Return the material exactly as supplied, apart from the pictures, which are omitted.

>> start

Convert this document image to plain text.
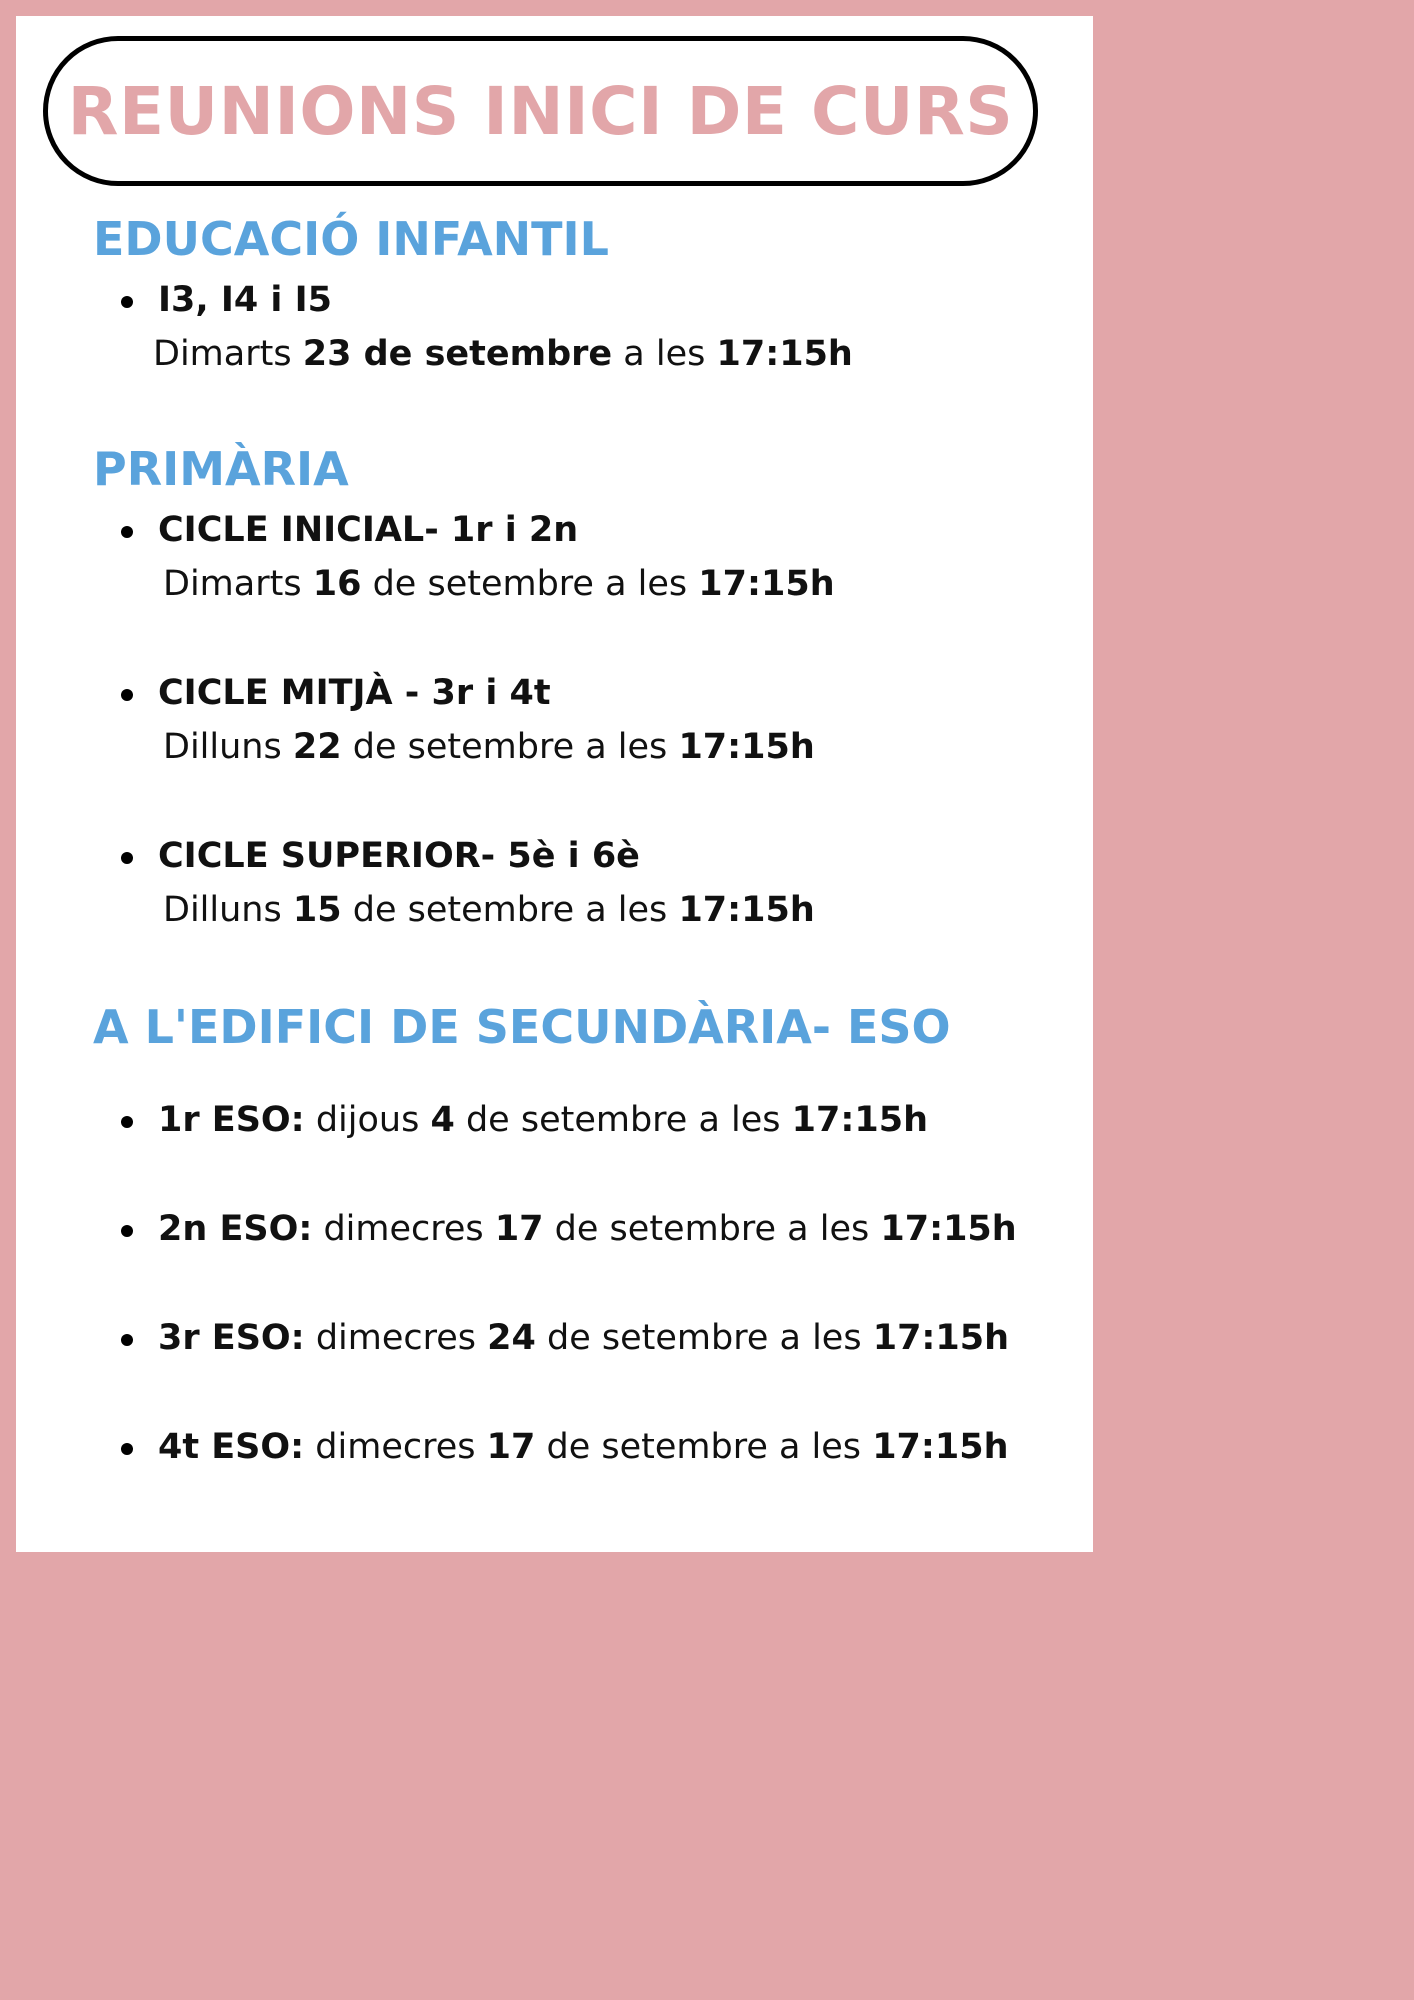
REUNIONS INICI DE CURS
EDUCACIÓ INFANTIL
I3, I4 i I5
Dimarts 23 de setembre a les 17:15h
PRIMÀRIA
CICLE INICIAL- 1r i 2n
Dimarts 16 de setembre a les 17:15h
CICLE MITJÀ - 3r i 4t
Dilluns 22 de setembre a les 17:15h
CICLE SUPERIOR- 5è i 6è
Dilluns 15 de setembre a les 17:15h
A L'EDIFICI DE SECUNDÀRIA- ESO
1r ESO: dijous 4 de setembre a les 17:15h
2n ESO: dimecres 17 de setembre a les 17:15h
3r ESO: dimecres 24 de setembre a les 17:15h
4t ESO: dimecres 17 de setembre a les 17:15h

>> end

• _WORKED SOLUTION_
Convert this document image to plain text.
REUNIONS INICI DE CURS
EDUCACIÓ INFANTIL
I3, I4 i I5
Dimarts 23 de setembre a les 17:15h
PRIMÀRIA
CICLE INICIAL- 1r i 2n
Dimarts 16 de setembre a les 17:15h
CICLE MITJÀ - 3r i 4t
Dilluns 22 de setembre a les 17:15h
CICLE SUPERIOR- 5è i 6è
Dilluns 15 de setembre a les 17:15h
A L'EDIFICI DE SECUNDÀRIA- ESO
1r ESO: dijous 4 de setembre a les 17:15h
2n ESO: dimecres 17 de setembre a les 17:15h
3r ESO: dimecres 24 de setembre a les 17:15h
4t ESO: dimecres 17 de setembre a les 17:15h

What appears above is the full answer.